Pull out every line of the entries below that contains the string "HTTP". Case matters, so copy only lines where the capitalization matches.

○ ○ ○ ○ ○ ○ ○

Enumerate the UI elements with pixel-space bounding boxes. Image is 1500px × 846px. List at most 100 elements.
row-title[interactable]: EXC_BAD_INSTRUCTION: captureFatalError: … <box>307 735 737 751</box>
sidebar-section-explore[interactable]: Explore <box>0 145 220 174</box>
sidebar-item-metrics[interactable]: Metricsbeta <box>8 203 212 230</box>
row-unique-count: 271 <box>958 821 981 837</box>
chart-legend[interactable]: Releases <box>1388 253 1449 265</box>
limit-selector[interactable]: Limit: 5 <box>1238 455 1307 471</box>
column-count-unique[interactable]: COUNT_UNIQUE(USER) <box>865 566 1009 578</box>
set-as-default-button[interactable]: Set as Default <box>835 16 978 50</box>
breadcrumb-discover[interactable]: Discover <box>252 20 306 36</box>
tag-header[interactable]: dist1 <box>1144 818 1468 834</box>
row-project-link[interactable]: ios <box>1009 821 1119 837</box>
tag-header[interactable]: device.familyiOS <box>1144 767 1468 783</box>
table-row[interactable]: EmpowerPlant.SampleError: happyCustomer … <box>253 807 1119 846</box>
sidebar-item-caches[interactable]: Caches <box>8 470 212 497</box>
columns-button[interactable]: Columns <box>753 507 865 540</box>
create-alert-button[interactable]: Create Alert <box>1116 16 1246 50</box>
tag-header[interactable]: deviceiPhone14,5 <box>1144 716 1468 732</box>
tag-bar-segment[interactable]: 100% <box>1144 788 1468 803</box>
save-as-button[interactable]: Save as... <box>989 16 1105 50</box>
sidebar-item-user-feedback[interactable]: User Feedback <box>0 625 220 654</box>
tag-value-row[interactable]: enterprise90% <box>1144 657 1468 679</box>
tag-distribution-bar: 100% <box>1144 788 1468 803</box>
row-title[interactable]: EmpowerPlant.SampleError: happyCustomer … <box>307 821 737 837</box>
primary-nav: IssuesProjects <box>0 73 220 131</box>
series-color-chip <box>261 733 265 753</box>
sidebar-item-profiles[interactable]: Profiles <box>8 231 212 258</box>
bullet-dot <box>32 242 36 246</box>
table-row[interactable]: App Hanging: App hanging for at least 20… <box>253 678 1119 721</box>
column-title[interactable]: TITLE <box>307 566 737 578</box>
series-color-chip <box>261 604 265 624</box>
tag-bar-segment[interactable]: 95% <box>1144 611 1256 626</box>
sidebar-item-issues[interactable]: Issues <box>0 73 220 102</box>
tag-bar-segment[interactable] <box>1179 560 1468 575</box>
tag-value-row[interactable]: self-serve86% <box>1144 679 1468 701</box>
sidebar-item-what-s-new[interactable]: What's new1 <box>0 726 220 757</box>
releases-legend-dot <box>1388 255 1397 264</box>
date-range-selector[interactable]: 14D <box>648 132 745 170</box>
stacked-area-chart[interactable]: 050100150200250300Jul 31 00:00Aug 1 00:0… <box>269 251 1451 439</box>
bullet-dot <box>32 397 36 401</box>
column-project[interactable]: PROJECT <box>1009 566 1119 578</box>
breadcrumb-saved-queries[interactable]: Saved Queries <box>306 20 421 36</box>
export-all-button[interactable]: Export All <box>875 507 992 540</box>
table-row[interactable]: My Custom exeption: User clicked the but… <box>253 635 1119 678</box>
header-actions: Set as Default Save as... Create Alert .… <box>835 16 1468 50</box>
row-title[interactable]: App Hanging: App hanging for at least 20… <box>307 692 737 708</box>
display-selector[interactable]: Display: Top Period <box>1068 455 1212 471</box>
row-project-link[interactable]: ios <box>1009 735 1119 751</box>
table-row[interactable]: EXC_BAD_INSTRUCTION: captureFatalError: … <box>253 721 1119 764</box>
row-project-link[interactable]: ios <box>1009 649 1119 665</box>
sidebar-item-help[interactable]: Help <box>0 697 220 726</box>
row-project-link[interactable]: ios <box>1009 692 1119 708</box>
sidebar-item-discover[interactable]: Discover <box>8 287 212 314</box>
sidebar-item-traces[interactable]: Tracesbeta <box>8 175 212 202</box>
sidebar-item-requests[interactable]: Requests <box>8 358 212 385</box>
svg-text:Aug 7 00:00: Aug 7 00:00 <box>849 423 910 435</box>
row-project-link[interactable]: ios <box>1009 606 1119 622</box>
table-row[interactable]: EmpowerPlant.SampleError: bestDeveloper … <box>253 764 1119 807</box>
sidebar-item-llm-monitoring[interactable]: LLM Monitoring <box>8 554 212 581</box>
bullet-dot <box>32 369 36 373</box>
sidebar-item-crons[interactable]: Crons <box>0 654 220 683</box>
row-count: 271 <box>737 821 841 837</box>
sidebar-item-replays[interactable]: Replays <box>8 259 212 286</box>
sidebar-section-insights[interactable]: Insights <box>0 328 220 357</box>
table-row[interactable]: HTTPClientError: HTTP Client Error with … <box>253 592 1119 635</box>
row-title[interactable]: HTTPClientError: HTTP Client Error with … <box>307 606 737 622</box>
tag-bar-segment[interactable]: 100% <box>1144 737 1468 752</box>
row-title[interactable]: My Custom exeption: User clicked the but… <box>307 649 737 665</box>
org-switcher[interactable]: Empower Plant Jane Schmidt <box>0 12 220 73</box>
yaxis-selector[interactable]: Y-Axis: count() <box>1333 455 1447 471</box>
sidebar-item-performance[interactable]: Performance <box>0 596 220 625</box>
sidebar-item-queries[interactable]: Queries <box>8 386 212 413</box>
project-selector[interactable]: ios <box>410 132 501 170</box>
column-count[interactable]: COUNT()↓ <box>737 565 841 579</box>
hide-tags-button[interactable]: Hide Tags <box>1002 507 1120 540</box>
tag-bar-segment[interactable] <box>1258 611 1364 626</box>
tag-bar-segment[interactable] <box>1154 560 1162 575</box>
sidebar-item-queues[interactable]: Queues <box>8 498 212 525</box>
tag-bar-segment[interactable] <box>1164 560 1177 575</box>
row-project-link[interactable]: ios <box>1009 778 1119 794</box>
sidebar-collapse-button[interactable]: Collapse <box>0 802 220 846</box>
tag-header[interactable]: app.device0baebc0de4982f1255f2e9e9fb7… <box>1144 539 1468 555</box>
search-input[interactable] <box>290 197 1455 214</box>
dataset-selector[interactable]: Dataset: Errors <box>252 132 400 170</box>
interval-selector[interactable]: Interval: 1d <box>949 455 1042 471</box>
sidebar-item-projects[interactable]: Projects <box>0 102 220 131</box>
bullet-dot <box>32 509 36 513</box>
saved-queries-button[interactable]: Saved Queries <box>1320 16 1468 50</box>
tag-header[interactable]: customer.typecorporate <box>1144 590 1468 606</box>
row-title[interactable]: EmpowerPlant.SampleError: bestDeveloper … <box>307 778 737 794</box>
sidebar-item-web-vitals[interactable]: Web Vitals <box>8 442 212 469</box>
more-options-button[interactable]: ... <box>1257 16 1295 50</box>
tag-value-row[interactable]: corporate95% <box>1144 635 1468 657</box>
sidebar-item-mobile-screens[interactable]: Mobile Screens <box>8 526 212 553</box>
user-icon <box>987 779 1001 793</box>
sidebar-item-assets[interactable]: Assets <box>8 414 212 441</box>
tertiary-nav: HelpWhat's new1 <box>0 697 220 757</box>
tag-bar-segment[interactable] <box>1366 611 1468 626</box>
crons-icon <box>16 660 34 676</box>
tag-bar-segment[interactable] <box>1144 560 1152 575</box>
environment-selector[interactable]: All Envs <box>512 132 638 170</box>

○ ○ ○ ○ ○ ○ ○

• _WRITTEN SOLUTION_:
table-row[interactable]: HTTPClientError: HTTP Client Error with … <box>253 592 1119 635</box>
row-title[interactable]: HTTPClientError: HTTP Client Error with … <box>307 606 737 622</box>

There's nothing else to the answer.